What is asked:
Take each line containing "xlabel" and report it exactly as written.

Entries with figure data:
* * *
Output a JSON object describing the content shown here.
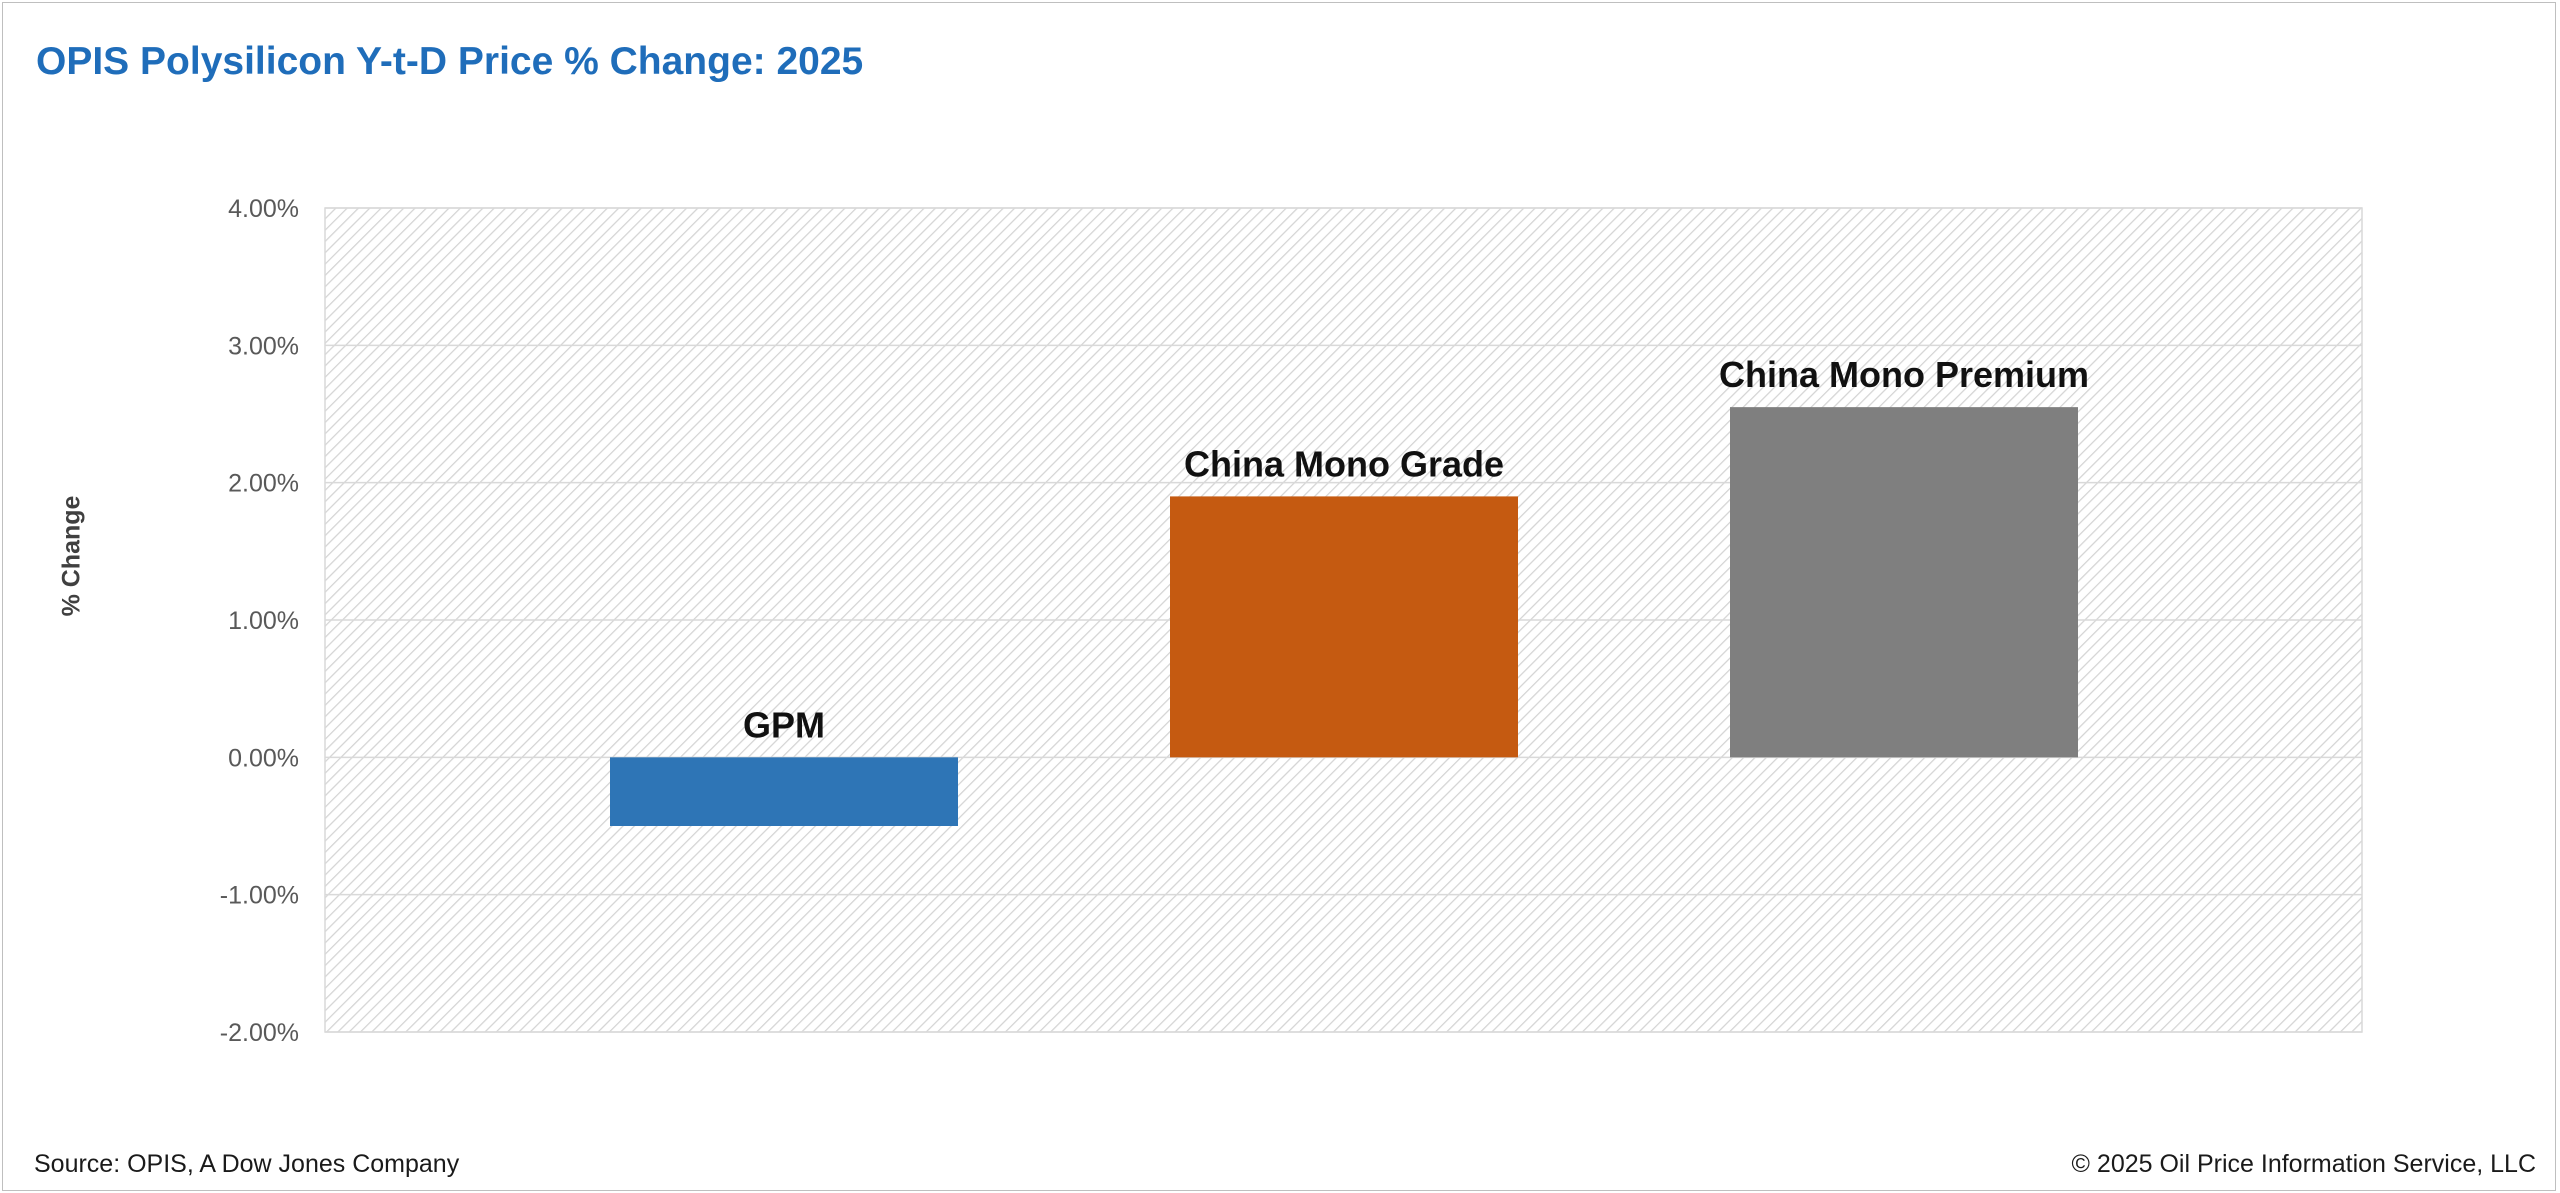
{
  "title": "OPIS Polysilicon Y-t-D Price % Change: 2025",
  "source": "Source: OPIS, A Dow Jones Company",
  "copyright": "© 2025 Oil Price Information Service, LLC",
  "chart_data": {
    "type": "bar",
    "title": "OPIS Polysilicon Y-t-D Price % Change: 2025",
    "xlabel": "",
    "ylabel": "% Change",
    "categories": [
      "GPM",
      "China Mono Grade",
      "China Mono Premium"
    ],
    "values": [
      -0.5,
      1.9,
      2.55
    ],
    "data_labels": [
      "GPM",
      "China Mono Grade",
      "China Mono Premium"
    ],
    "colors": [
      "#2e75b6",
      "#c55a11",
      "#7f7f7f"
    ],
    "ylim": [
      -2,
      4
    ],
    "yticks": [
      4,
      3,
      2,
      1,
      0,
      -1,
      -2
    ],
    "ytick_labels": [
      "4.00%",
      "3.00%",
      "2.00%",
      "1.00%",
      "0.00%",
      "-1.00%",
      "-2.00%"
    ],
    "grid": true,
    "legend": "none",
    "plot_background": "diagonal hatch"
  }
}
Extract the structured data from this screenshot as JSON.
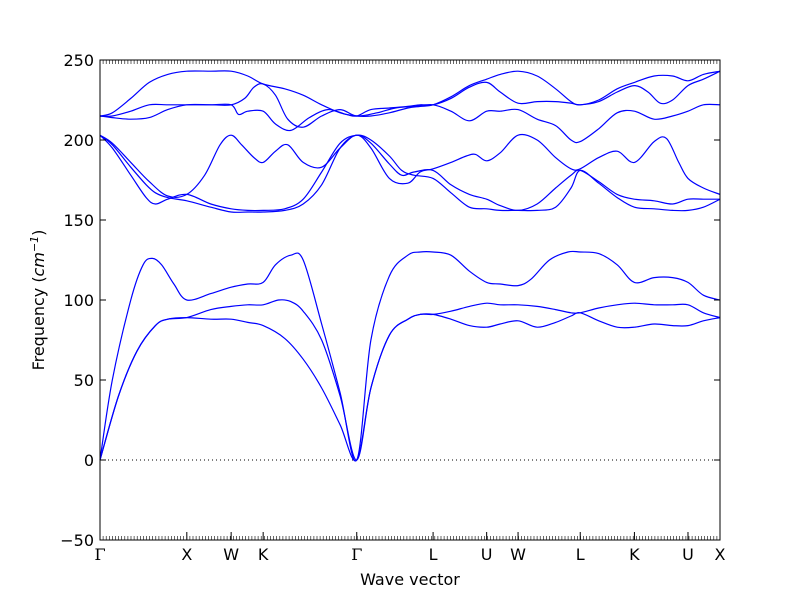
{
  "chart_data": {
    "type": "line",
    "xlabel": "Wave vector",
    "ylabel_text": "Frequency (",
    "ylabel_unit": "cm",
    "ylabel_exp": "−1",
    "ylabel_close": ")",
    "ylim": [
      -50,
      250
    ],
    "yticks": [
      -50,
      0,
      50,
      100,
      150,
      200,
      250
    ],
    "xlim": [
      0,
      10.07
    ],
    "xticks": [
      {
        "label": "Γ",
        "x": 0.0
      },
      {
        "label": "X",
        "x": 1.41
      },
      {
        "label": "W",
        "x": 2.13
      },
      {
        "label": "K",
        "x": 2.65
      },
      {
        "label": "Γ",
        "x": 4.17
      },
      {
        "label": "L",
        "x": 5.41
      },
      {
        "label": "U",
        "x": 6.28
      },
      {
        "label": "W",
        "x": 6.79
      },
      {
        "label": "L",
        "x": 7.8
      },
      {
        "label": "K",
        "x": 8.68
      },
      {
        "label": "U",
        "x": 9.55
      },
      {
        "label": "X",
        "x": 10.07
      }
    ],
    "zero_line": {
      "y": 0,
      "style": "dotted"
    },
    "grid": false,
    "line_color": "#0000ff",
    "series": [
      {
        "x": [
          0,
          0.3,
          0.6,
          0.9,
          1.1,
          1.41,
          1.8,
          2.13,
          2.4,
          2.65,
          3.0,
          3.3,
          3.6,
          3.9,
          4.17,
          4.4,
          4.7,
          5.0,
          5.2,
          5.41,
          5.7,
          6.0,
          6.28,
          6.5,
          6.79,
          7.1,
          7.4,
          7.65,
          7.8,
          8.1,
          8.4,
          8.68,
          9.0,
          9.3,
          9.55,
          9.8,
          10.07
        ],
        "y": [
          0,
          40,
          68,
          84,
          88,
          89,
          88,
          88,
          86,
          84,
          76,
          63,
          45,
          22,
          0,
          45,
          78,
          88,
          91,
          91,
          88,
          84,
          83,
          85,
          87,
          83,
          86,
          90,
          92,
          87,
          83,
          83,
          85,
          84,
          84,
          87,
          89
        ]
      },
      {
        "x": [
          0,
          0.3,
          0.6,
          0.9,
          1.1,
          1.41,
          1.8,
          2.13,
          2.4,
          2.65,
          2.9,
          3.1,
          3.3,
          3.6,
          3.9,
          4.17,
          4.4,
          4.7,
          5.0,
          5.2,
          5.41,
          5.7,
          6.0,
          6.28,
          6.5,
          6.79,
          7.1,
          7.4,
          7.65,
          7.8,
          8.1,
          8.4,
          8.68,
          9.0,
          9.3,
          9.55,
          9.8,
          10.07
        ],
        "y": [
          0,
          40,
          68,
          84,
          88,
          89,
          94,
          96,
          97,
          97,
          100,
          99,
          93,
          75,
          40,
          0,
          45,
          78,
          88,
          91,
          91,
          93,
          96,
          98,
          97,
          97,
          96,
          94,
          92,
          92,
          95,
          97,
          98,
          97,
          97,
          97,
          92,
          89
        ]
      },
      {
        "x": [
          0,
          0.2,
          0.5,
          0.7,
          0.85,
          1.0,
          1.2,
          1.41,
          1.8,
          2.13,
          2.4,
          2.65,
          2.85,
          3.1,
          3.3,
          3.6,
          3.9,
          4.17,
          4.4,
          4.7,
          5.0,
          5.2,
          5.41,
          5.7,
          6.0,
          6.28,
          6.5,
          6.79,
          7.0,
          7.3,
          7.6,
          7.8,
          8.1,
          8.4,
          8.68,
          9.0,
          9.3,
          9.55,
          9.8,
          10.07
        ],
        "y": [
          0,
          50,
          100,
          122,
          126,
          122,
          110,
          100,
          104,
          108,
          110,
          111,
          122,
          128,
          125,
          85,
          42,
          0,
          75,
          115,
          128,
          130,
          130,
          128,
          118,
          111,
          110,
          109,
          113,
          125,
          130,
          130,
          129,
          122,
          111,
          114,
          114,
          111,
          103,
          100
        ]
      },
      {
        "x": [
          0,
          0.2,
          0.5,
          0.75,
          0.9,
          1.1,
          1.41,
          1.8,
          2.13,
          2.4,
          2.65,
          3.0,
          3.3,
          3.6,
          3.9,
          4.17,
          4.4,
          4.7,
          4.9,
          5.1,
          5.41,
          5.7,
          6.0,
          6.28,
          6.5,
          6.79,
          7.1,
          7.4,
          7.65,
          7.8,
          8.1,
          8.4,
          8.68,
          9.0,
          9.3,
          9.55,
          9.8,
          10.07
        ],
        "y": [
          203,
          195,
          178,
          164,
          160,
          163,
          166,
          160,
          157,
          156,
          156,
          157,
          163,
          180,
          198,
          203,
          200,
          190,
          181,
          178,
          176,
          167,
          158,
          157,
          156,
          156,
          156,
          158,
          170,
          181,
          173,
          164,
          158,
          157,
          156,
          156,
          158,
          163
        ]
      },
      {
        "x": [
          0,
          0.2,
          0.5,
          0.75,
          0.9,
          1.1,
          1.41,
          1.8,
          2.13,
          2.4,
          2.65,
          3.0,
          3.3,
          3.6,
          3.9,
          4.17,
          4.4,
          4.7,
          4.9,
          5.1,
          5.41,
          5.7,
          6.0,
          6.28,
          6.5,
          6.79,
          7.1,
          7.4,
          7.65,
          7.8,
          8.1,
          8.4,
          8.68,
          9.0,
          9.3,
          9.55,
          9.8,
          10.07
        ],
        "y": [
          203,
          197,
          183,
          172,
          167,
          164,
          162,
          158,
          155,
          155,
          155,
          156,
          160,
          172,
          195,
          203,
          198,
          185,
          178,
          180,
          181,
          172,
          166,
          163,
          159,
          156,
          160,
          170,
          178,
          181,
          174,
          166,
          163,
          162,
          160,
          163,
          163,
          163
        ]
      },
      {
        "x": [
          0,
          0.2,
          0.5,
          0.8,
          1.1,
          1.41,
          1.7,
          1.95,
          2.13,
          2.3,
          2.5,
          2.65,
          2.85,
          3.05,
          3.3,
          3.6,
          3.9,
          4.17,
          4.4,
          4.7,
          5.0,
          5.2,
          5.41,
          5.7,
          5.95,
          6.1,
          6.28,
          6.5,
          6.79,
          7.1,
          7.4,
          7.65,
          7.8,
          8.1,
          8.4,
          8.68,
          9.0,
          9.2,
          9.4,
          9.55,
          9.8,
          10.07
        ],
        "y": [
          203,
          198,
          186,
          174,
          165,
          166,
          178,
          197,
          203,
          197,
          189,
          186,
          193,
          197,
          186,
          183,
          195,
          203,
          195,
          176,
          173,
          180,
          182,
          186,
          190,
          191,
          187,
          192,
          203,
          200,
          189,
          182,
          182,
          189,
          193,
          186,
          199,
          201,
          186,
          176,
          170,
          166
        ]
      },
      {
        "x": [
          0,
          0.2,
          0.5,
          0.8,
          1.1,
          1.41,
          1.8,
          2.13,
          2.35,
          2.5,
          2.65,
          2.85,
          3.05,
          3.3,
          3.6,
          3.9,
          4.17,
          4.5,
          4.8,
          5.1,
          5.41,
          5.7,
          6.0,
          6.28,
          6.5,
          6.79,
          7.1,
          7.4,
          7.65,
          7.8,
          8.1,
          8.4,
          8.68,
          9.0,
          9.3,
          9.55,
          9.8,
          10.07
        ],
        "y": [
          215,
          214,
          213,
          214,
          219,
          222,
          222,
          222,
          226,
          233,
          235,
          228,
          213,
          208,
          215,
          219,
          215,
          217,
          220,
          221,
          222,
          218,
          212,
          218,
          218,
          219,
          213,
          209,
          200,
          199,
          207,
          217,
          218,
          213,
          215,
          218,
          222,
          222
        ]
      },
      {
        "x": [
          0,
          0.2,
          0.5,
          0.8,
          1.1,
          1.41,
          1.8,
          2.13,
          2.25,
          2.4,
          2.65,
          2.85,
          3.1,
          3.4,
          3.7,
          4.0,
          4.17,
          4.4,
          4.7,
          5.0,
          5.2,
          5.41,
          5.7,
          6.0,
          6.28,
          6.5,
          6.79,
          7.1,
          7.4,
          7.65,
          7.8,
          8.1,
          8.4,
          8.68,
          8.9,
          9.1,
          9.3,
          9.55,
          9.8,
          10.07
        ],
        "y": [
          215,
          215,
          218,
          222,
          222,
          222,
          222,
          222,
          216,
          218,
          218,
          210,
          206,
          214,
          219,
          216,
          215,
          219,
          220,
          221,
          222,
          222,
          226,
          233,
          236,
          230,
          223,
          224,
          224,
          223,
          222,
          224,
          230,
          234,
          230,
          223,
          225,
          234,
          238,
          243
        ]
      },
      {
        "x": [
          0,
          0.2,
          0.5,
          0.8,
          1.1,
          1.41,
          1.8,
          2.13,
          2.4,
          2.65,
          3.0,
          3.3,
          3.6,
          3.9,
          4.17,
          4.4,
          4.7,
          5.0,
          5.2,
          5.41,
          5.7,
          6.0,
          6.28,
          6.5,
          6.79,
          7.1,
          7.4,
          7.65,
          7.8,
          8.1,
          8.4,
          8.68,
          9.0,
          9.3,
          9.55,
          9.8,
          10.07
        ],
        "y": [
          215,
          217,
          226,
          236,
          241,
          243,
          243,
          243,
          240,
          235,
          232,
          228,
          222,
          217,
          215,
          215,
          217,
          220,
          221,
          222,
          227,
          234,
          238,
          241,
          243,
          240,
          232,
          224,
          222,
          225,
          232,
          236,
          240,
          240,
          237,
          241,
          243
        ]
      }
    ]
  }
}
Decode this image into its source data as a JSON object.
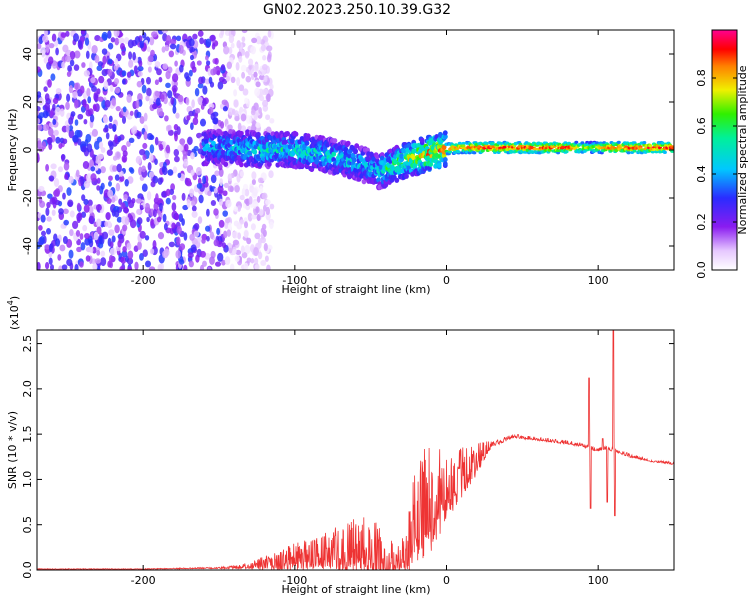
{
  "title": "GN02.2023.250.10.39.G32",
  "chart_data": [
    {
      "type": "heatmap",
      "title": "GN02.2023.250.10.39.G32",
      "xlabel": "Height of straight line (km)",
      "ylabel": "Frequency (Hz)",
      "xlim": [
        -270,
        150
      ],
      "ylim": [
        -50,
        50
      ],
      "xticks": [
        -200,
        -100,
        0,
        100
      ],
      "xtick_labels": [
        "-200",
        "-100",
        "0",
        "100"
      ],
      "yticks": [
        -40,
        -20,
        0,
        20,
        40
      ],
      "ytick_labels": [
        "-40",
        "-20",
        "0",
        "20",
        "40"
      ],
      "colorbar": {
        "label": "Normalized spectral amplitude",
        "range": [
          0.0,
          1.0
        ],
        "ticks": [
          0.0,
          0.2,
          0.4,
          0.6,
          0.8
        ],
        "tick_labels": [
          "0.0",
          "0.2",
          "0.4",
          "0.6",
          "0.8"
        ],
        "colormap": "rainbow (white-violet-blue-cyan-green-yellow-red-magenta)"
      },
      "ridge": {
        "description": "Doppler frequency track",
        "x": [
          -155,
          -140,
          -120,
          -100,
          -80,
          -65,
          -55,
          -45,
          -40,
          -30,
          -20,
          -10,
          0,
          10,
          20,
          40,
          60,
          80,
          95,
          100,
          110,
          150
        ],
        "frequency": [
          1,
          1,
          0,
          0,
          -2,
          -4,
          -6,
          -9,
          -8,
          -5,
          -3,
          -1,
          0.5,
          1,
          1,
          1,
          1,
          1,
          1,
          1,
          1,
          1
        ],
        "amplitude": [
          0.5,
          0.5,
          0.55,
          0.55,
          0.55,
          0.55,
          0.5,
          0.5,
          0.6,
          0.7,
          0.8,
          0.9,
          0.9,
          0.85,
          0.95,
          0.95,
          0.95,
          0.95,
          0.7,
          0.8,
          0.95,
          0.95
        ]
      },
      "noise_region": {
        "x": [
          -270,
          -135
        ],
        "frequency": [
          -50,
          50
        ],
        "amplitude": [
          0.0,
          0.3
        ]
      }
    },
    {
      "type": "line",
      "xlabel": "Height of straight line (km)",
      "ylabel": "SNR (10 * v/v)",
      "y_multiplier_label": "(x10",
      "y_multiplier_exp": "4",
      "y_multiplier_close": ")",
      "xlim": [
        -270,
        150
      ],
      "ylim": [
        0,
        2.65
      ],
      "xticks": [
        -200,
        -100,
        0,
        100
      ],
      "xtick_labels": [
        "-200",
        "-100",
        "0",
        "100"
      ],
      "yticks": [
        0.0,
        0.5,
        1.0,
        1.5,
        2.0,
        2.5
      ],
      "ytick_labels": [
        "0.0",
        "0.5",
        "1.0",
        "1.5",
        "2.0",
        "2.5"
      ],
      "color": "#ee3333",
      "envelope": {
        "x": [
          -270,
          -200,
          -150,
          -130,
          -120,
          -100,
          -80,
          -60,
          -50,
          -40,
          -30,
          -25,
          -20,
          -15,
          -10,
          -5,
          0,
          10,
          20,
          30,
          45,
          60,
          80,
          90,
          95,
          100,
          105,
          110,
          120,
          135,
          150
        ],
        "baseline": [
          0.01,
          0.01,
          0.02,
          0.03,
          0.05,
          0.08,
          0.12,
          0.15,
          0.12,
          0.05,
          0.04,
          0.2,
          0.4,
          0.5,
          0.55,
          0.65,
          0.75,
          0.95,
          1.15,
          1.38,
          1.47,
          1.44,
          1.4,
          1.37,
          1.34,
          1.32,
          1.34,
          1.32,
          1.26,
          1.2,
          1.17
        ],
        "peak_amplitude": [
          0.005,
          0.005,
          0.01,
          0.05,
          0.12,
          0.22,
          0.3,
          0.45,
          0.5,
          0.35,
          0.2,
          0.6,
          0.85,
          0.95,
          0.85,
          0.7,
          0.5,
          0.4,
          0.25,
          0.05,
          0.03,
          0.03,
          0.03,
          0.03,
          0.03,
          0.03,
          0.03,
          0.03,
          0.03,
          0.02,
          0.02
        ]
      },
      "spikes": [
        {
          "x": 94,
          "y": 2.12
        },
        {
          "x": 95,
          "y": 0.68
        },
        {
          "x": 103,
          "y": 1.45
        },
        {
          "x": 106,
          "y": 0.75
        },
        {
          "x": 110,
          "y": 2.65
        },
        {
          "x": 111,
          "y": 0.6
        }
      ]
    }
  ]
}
* * *
Expected answer:
    "xlabel": "",
    "xlabel": "Wave vector",
      "xlabel": "Height of straight line (km)",
      "xlabel": "Height of straight line (km)",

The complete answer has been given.